▸ WORK TO COMPLETE: Below are some records; reproduce every one of them exactly.

▸ RECORDED INFORMATION:
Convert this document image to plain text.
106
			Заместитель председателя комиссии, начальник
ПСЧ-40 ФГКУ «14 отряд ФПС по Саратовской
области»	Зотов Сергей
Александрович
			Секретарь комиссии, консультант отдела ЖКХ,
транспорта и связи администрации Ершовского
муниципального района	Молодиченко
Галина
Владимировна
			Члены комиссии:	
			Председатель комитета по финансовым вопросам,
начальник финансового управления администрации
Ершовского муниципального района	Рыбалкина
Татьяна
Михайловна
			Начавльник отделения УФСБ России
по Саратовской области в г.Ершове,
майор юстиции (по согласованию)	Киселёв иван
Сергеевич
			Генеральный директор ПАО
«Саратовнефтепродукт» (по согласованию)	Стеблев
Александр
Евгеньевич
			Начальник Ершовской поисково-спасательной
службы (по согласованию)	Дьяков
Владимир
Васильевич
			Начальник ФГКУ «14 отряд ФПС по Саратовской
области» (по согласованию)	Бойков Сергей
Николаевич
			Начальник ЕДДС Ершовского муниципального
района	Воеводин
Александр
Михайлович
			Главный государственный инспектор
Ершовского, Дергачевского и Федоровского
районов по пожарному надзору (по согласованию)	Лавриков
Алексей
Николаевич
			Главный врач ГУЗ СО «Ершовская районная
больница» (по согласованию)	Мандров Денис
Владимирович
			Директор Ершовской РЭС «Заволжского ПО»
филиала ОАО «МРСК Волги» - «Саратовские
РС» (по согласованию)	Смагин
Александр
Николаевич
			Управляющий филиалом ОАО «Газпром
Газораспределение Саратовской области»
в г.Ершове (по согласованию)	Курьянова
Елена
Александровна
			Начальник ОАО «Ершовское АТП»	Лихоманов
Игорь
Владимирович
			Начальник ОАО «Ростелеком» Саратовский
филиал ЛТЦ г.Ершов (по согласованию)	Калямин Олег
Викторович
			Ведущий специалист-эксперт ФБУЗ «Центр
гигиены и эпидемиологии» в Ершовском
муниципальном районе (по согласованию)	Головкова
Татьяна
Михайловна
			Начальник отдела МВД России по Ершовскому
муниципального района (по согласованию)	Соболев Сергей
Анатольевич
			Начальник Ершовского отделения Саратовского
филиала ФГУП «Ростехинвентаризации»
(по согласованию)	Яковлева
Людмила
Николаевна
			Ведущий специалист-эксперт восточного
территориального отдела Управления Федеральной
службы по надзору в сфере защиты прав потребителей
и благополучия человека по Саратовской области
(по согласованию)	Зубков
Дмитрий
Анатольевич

▸ WRITTEN SOLUTION:
Convert this document image to plain text.
106
			Заместитель председателя комиссии, начальник
ПСЧ-40 ФГКУ «14 отряд ФПС по Саратовской
области»	Зотов Сергей
Александрович
			Секретарь комиссии, консультант отдела ЖКХ,
транспорта и связи администрации Ершовского
муниципального района	Молодиченко
Галина
Владимировна
			Члены комиссии:	
			Председатель комитета по финансовым вопросам,
начальник финансового управления администрации
Ершовского муниципального района	Рыбалкина
Татьяна
Михайловна
			Начавльник отделения УФСБ России
по Саратовской области в г.Ершове,
майор юстиции (по согласованию)	Киселёв иван
Сергеевич
			Генеральный директор ПАО
«Саратовнефтепродукт» (по согласованию)	Стеблев
Александр
Евгеньевич
			Начальник Ершовской поисково-спасательной
службы (по согласованию)	Дьяков
Владимир
Васильевич
			Начальник ФГКУ «14 отряд ФПС по Саратовской
области» (по согласованию)	Бойков Сергей
Николаевич
			Начальник ЕДДС Ершовского муниципального
района	Воеводин
Александр
Михайлович
			Главный государственный инспектор
Ершовского, Дергачевского и Федоровского
районов по пожарному надзору (по согласованию)	Лавриков
Алексей
Николаевич
			Главный врач ГУЗ СО «Ершовская районная
больница» (по согласованию)	Мандров Денис
Владимирович
			Директор Ершовской РЭС «Заволжского ПО»
филиала ОАО «МРСК Волги» - «Саратовские
РС» (по согласованию)	Смагин
Александр
Николаевич
			Управляющий филиалом ОАО «Газпром
Газораспределение Саратовской области»
в г.Ершове (по согласованию)	Курьянова
Елена
Александровна
			Начальник ОАО «Ершовское АТП»	Лихоманов
Игорь
Владимирович
			Начальник ОАО «Ростелеком» Саратовский
филиал ЛТЦ г.Ершов (по согласованию)	Калямин Олег
Викторович
			Ведущий специалист-эксперт ФБУЗ «Центр
гигиены и эпидемиологии» в Ершовском
муниципальном районе (по согласованию)	Головкова
Татьяна
Михайловна
			Начальник отдела МВД России по Ершовскому
муниципального района (по согласованию)	Соболев Сергей
Анатольевич
			Начальник Ершовского отделения Саратовского
филиала ФГУП «Ростехинвентаризации»
(по согласованию)	Яковлева
Людмила
Николаевна
			Ведущий специалист-эксперт восточного
территориального отдела Управления Федеральной
службы по надзору в сфере защиты прав потребителей
и благополучия человека по Саратовской области
(по согласованию)	Зубков
Дмитрий
Анатольевич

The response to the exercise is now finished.